* **Problem statement**:
Find each line with the string "在歌声中" and copy it.

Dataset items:
▼

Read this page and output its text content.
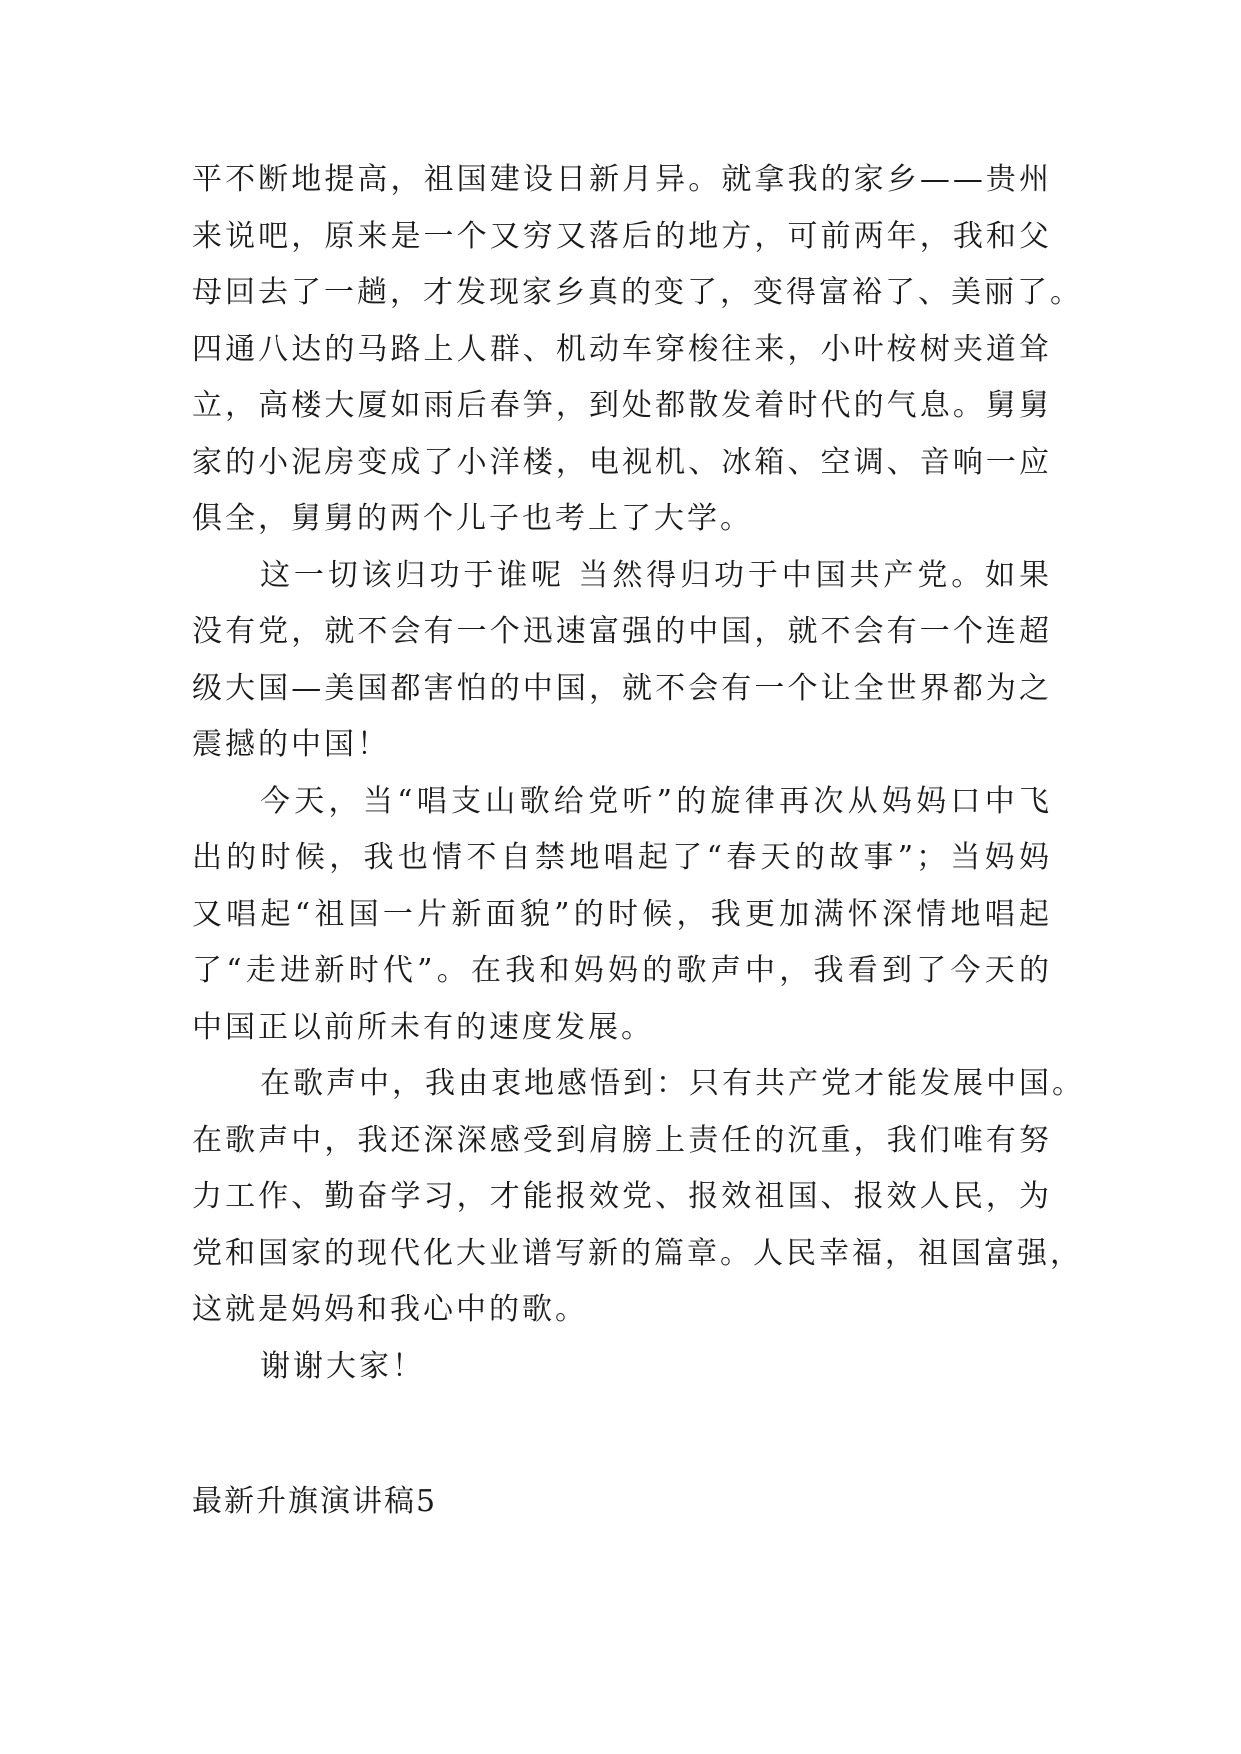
平不断地提高，祖国建设日新月异。就拿我的家乡——贵州
来说吧，原来是一个又穷又落后的地方，可前两年，我和父
母回去了一趟，才发现家乡真的变了，变得富裕了、美丽了。
四通八达的马路上人群、机动车穿梭往来，小叶桉树夹道耸
立，高楼大厦如雨后春笋，到处都散发着时代的气息。舅舅
家的小泥房变成了小洋楼，电视机、冰箱、空调、音响一应
俱全，舅舅的两个儿子也考上了大学。
这一切该归功于谁呢 当然得归功于中国共产党。如果
没有党，就不会有一个迅速富强的中国，就不会有一个连超
级大国—美国都害怕的中国，就不会有一个让全世界都为之
震撼的中国！
今天，当“唱支山歌给党听”的旋律再次从妈妈口中飞
出的时候，我也情不自禁地唱起了“春天的故事”；当妈妈
又唱起“祖国一片新面貌”的时候，我更加满怀深情地唱起
了“走进新时代”。在我和妈妈的歌声中，我看到了今天的
中国正以前所未有的速度发展。
在歌声中，我由衷地感悟到：只有共产党才能发展中国。
在歌声中，我还深深感受到肩膀上责任的沉重，我们唯有努
力工作、勤奋学习，才能报效党、报效祖国、报效人民，为
党和国家的现代化大业谱写新的篇章。人民幸福，祖国富强，
这就是妈妈和我心中的歌。
谢谢大家！
最新升旗演讲稿5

▲

* **Solution to this task**:
在歌声中，我由衷地感悟到：只有共产党才能发展中国。
在歌声中，我还深深感受到肩膀上责任的沉重，我们唯有努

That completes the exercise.